## Start
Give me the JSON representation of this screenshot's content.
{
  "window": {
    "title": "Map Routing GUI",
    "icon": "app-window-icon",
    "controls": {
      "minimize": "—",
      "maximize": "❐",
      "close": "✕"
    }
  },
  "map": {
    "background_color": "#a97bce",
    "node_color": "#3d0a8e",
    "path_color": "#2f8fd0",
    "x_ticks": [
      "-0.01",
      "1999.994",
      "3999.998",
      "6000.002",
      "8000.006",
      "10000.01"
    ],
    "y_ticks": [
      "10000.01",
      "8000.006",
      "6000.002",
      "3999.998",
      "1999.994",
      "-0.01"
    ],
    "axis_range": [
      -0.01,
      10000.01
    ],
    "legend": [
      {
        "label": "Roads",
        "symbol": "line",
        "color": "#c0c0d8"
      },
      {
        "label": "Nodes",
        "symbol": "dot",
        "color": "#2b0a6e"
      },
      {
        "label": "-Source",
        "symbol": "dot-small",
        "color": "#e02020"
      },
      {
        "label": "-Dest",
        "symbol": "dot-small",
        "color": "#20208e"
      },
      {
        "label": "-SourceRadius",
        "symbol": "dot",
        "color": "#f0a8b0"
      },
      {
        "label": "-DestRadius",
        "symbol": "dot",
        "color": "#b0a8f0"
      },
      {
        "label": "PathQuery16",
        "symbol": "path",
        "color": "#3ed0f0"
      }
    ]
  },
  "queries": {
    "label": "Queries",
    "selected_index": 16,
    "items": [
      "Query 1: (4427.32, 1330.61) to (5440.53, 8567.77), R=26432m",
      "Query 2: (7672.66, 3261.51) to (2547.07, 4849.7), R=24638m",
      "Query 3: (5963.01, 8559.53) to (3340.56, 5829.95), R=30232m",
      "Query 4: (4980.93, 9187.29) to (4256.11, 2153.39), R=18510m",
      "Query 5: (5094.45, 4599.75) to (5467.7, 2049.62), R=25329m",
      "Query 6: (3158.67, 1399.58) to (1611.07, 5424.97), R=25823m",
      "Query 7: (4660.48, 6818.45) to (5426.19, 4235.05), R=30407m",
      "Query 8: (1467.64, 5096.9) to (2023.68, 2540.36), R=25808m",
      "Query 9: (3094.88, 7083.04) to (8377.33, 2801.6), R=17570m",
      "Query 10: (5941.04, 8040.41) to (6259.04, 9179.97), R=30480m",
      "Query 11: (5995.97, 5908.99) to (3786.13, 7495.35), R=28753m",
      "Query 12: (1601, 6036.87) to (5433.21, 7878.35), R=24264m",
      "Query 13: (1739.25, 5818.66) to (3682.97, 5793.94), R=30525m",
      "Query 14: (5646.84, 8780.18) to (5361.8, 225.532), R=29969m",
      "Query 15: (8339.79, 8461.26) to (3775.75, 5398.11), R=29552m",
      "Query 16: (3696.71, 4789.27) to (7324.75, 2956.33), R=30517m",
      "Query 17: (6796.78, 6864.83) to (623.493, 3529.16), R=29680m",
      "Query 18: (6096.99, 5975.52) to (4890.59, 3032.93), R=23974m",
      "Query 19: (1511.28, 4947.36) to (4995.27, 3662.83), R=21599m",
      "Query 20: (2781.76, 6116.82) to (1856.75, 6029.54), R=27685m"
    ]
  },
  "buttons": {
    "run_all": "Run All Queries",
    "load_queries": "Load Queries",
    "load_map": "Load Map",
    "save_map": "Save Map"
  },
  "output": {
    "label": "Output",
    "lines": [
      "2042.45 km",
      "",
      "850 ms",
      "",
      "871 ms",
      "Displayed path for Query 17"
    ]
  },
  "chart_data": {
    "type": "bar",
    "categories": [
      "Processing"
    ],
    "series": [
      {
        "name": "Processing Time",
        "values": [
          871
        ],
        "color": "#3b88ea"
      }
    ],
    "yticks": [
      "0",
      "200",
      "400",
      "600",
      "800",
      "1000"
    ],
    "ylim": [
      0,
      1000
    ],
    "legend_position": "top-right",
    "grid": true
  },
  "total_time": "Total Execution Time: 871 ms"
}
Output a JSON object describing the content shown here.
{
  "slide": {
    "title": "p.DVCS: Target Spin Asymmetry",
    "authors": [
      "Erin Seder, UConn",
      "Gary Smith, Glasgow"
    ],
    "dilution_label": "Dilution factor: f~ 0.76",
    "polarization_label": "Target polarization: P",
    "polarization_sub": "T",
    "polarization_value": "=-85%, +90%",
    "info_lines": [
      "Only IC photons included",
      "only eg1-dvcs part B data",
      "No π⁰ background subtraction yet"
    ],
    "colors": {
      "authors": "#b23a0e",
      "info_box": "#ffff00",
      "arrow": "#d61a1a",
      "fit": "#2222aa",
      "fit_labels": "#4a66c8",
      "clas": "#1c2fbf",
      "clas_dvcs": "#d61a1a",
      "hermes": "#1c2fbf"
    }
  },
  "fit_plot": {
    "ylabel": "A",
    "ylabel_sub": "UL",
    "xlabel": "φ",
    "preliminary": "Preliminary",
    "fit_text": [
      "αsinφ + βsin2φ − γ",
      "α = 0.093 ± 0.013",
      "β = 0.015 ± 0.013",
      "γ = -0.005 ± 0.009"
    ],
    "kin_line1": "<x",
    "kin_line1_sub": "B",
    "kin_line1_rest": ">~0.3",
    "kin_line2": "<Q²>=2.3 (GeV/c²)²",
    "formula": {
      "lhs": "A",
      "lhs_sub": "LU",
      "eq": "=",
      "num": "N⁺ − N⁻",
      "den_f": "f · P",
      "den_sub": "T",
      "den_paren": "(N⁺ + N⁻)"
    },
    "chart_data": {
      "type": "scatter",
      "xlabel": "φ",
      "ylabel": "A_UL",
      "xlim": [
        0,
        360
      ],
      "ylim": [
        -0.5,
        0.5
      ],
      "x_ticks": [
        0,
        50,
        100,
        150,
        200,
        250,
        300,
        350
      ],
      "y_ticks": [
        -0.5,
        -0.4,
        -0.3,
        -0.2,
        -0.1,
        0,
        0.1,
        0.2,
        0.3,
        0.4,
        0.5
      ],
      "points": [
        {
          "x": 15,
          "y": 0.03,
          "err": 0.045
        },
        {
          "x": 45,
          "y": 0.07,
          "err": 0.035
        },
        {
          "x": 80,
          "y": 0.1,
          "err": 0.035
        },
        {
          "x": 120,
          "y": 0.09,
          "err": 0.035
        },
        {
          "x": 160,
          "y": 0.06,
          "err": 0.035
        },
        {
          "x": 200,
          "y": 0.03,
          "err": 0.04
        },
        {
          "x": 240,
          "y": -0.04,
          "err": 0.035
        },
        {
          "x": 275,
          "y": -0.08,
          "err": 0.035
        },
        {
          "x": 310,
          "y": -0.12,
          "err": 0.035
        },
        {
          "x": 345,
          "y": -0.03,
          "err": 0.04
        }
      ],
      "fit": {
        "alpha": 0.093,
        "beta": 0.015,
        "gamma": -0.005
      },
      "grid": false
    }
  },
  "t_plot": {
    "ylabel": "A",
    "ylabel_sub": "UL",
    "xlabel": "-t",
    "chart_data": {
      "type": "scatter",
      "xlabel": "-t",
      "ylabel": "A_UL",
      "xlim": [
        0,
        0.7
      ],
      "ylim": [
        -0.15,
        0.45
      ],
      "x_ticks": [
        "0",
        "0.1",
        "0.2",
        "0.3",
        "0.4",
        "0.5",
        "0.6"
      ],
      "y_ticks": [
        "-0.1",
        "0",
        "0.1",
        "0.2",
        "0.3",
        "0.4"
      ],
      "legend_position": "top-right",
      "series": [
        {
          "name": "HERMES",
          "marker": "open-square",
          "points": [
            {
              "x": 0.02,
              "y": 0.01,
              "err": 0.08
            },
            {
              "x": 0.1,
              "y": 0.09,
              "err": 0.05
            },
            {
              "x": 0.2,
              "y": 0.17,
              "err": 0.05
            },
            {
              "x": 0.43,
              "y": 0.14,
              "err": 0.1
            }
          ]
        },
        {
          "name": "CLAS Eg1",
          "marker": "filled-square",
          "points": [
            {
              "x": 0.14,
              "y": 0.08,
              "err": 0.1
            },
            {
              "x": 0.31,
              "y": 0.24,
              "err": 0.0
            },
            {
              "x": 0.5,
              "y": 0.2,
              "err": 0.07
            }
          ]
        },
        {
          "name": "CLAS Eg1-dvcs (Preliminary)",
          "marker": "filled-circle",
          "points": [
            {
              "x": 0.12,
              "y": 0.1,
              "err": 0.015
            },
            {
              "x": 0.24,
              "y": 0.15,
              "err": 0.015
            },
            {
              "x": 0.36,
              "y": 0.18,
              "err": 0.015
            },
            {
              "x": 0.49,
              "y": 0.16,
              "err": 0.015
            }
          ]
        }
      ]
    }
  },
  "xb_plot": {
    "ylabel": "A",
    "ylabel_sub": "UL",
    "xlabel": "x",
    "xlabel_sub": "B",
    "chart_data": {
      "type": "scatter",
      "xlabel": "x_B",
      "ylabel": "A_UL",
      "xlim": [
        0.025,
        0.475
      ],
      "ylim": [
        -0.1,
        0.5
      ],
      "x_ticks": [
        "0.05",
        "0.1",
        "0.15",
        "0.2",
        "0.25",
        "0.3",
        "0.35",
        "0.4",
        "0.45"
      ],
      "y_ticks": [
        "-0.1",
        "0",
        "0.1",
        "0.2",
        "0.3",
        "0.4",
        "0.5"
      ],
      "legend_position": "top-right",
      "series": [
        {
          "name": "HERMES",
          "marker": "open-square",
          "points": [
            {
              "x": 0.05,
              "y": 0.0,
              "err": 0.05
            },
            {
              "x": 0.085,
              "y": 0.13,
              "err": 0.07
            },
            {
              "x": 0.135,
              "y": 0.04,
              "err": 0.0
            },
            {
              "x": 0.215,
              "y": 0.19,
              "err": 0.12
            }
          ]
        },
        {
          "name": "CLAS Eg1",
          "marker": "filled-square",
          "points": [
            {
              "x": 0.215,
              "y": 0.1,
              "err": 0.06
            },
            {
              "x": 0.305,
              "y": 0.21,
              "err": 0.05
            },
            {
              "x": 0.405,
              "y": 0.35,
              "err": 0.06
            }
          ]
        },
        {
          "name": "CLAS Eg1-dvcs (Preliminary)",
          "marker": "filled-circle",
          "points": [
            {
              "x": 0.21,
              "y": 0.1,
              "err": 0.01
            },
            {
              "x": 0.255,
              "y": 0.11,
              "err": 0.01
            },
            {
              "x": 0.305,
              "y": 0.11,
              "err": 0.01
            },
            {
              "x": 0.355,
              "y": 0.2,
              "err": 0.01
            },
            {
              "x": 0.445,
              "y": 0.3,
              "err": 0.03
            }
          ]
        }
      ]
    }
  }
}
## End
• Goal of the exercise
The records are above. How many lines in them contain the word "Load"? Give the number alone.

• Result of this exercise
2